DO THIS: Reproduce each line bearing the word "Login".
----------------------------------------
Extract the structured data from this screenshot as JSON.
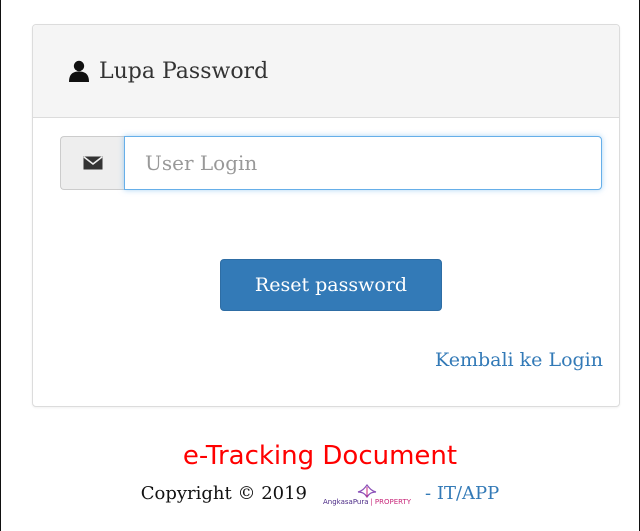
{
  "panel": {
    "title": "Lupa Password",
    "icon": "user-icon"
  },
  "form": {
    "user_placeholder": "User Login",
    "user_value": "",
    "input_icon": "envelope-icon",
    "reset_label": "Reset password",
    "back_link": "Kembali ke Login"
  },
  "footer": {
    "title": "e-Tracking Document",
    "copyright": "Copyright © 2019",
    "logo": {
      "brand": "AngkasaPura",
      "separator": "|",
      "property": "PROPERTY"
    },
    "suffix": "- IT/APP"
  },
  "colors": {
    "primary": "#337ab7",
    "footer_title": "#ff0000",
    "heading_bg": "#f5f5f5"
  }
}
----------------------------------------
EXPECTED ANSWER:
    "user_placeholder": "User Login",
    "back_link": "Kembali ke Login"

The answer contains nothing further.